Collected data entries
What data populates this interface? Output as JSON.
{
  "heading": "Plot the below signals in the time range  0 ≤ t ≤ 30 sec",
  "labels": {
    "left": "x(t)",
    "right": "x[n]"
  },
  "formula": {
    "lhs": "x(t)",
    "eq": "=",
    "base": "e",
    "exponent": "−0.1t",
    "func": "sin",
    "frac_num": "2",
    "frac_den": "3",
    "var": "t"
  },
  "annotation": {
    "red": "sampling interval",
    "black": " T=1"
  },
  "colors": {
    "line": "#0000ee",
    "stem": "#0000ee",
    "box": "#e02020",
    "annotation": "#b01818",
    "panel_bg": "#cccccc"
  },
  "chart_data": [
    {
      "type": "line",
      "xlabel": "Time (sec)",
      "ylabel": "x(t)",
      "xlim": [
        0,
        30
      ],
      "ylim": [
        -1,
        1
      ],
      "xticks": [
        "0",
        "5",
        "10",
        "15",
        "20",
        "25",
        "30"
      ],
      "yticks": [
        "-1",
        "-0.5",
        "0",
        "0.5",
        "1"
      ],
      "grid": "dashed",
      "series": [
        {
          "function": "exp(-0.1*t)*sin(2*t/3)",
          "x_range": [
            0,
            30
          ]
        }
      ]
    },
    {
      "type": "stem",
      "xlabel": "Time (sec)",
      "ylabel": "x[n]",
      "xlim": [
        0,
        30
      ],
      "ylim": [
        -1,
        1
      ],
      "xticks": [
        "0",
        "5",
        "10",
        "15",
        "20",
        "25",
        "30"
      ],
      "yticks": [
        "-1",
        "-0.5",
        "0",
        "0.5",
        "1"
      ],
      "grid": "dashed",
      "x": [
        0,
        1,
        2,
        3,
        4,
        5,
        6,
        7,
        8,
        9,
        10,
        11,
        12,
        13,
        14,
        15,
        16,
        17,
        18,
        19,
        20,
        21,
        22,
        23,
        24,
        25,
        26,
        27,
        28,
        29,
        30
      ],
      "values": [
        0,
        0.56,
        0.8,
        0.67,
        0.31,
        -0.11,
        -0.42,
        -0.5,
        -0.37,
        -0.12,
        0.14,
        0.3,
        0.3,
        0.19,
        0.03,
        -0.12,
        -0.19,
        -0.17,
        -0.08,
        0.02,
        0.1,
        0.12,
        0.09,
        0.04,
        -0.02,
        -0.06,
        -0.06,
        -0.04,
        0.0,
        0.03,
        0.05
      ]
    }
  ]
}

Exercise aim – Write out all the lines again, exactly as they are.

Result –
What data populates this interface? Output as JSON.
{
  "heading": "Plot the below signals in the time range  0 ≤ t ≤ 30 sec",
  "labels": {
    "left": "x(t)",
    "right": "x[n]"
  },
  "formula": {
    "lhs": "x(t)",
    "eq": "=",
    "base": "e",
    "exponent": "−0.1t",
    "func": "sin",
    "frac_num": "2",
    "frac_den": "3",
    "var": "t"
  },
  "annotation": {
    "red": "sampling interval",
    "black": " T=1"
  },
  "colors": {
    "line": "#0000ee",
    "stem": "#0000ee",
    "box": "#e02020",
    "annotation": "#b01818",
    "panel_bg": "#cccccc"
  },
  "chart_data": [
    {
      "type": "line",
      "xlabel": "Time (sec)",
      "ylabel": "x(t)",
      "xlim": [
        0,
        30
      ],
      "ylim": [
        -1,
        1
      ],
      "xticks": [
        "0",
        "5",
        "10",
        "15",
        "20",
        "25",
        "30"
      ],
      "yticks": [
        "-1",
        "-0.5",
        "0",
        "0.5",
        "1"
      ],
      "grid": "dashed",
      "series": [
        {
          "function": "exp(-0.1*t)*sin(2*t/3)",
          "x_range": [
            0,
            30
          ]
        }
      ]
    },
    {
      "type": "stem",
      "xlabel": "Time (sec)",
      "ylabel": "x[n]",
      "xlim": [
        0,
        30
      ],
      "ylim": [
        -1,
        1
      ],
      "xticks": [
        "0",
        "5",
        "10",
        "15",
        "20",
        "25",
        "30"
      ],
      "yticks": [
        "-1",
        "-0.5",
        "0",
        "0.5",
        "1"
      ],
      "grid": "dashed",
      "x": [
        0,
        1,
        2,
        3,
        4,
        5,
        6,
        7,
        8,
        9,
        10,
        11,
        12,
        13,
        14,
        15,
        16,
        17,
        18,
        19,
        20,
        21,
        22,
        23,
        24,
        25,
        26,
        27,
        28,
        29,
        30
      ],
      "values": [
        0,
        0.56,
        0.8,
        0.67,
        0.31,
        -0.11,
        -0.42,
        -0.5,
        -0.37,
        -0.12,
        0.14,
        0.3,
        0.3,
        0.19,
        0.03,
        -0.12,
        -0.19,
        -0.17,
        -0.08,
        0.02,
        0.1,
        0.12,
        0.09,
        0.04,
        -0.02,
        -0.06,
        -0.06,
        -0.04,
        0.0,
        0.03,
        0.05
      ]
    }
  ]
}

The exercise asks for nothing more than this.